■ SUPPLIED INFORMATION:
··········

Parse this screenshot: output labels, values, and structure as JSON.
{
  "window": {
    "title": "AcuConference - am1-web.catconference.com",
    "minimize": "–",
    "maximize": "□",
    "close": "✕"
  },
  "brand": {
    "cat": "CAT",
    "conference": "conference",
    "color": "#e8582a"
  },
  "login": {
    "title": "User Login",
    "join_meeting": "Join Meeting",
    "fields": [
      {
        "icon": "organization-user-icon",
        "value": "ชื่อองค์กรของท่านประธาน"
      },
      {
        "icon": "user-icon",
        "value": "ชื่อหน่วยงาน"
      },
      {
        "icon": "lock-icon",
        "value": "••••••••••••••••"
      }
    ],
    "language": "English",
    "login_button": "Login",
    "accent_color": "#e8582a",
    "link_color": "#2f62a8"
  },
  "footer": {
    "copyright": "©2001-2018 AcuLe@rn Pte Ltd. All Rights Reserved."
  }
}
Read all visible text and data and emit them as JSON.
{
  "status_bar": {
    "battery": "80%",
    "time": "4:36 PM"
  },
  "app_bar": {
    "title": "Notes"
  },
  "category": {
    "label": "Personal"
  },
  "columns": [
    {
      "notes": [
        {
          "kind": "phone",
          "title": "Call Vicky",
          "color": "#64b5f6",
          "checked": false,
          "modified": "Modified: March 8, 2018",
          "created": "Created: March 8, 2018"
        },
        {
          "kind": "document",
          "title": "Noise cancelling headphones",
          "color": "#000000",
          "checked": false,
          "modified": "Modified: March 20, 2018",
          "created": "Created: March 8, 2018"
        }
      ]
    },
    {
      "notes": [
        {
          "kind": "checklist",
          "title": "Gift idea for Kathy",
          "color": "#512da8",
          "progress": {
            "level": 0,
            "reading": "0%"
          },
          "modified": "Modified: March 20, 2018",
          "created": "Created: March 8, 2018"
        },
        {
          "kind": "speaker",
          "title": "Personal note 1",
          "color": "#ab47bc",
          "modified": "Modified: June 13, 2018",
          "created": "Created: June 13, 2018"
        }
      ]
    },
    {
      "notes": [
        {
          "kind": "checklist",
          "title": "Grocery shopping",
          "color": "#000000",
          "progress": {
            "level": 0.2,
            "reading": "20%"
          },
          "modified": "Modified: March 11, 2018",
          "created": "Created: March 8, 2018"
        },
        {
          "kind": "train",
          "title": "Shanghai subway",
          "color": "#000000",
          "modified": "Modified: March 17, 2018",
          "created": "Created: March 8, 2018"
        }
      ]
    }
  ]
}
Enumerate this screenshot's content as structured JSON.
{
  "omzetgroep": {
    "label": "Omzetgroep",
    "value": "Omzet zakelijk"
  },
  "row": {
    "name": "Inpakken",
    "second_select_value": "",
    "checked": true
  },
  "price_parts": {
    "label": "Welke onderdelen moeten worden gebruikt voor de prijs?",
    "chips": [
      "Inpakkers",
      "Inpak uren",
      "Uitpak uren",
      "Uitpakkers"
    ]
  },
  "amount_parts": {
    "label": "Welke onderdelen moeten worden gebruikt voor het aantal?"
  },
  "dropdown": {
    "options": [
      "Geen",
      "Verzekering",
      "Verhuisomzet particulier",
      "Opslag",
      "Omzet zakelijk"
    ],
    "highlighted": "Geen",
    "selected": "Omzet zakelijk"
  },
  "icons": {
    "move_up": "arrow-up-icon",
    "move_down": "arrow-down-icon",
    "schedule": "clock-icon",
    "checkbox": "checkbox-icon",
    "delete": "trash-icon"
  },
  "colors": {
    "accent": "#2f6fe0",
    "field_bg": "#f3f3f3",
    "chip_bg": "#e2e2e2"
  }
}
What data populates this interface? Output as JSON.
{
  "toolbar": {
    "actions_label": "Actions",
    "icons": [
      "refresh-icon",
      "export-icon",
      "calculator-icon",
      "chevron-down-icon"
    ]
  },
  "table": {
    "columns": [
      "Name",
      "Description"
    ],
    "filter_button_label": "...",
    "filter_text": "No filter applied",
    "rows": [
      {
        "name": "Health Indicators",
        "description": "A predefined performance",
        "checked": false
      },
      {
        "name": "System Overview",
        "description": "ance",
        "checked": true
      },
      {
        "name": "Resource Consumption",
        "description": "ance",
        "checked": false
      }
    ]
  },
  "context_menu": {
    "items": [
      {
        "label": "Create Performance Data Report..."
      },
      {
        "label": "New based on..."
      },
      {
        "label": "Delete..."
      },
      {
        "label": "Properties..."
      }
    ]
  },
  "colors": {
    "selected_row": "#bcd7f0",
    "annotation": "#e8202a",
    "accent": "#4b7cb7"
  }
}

··········

■ TO BE DONE:
Print the material once more, exactly.

■ FULL RESPONSE:
Parse this screenshot: output labels, values, and structure as JSON.
{
  "window": {
    "title": "AcuConference - am1-web.catconference.com",
    "minimize": "–",
    "maximize": "□",
    "close": "✕"
  },
  "brand": {
    "cat": "CAT",
    "conference": "conference",
    "color": "#e8582a"
  },
  "login": {
    "title": "User Login",
    "join_meeting": "Join Meeting",
    "fields": [
      {
        "icon": "organization-user-icon",
        "value": "ชื่อองค์กรของท่านประธาน"
      },
      {
        "icon": "user-icon",
        "value": "ชื่อหน่วยงาน"
      },
      {
        "icon": "lock-icon",
        "value": "••••••••••••••••"
      }
    ],
    "language": "English",
    "login_button": "Login",
    "accent_color": "#e8582a",
    "link_color": "#2f62a8"
  },
  "footer": {
    "copyright": "©2001-2018 AcuLe@rn Pte Ltd. All Rights Reserved."
  }
}
Read all visible text and data and emit them as JSON.
{
  "status_bar": {
    "battery": "80%",
    "time": "4:36 PM"
  },
  "app_bar": {
    "title": "Notes"
  },
  "category": {
    "label": "Personal"
  },
  "columns": [
    {
      "notes": [
        {
          "kind": "phone",
          "title": "Call Vicky",
          "color": "#64b5f6",
          "checked": false,
          "modified": "Modified: March 8, 2018",
          "created": "Created: March 8, 2018"
        },
        {
          "kind": "document",
          "title": "Noise cancelling headphones",
          "color": "#000000",
          "checked": false,
          "modified": "Modified: March 20, 2018",
          "created": "Created: March 8, 2018"
        }
      ]
    },
    {
      "notes": [
        {
          "kind": "checklist",
          "title": "Gift idea for Kathy",
          "color": "#512da8",
          "progress": {
            "level": 0,
            "reading": "0%"
          },
          "modified": "Modified: March 20, 2018",
          "created": "Created: March 8, 2018"
        },
        {
          "kind": "speaker",
          "title": "Personal note 1",
          "color": "#ab47bc",
          "modified": "Modified: June 13, 2018",
          "created": "Created: June 13, 2018"
        }
      ]
    },
    {
      "notes": [
        {
          "kind": "checklist",
          "title": "Grocery shopping",
          "color": "#000000",
          "progress": {
            "level": 0.2,
            "reading": "20%"
          },
          "modified": "Modified: March 11, 2018",
          "created": "Created: March 8, 2018"
        },
        {
          "kind": "train",
          "title": "Shanghai subway",
          "color": "#000000",
          "modified": "Modified: March 17, 2018",
          "created": "Created: March 8, 2018"
        }
      ]
    }
  ]
}
Enumerate this screenshot's content as structured JSON.
{
  "omzetgroep": {
    "label": "Omzetgroep",
    "value": "Omzet zakelijk"
  },
  "row": {
    "name": "Inpakken",
    "second_select_value": "",
    "checked": true
  },
  "price_parts": {
    "label": "Welke onderdelen moeten worden gebruikt voor de prijs?",
    "chips": [
      "Inpakkers",
      "Inpak uren",
      "Uitpak uren",
      "Uitpakkers"
    ]
  },
  "amount_parts": {
    "label": "Welke onderdelen moeten worden gebruikt voor het aantal?"
  },
  "dropdown": {
    "options": [
      "Geen",
      "Verzekering",
      "Verhuisomzet particulier",
      "Opslag",
      "Omzet zakelijk"
    ],
    "highlighted": "Geen",
    "selected": "Omzet zakelijk"
  },
  "icons": {
    "move_up": "arrow-up-icon",
    "move_down": "arrow-down-icon",
    "schedule": "clock-icon",
    "checkbox": "checkbox-icon",
    "delete": "trash-icon"
  },
  "colors": {
    "accent": "#2f6fe0",
    "field_bg": "#f3f3f3",
    "chip_bg": "#e2e2e2"
  }
}
What data populates this interface? Output as JSON.
{
  "toolbar": {
    "actions_label": "Actions",
    "icons": [
      "refresh-icon",
      "export-icon",
      "calculator-icon",
      "chevron-down-icon"
    ]
  },
  "table": {
    "columns": [
      "Name",
      "Description"
    ],
    "filter_button_label": "...",
    "filter_text": "No filter applied",
    "rows": [
      {
        "name": "Health Indicators",
        "description": "A predefined performance",
        "checked": false
      },
      {
        "name": "System Overview",
        "description": "ance",
        "checked": true
      },
      {
        "name": "Resource Consumption",
        "description": "ance",
        "checked": false
      }
    ]
  },
  "context_menu": {
    "items": [
      {
        "label": "Create Performance Data Report..."
      },
      {
        "label": "New based on..."
      },
      {
        "label": "Delete..."
      },
      {
        "label": "Properties..."
      }
    ]
  },
  "colors": {
    "selected_row": "#bcd7f0",
    "annotation": "#e8202a",
    "accent": "#4b7cb7"
  }
}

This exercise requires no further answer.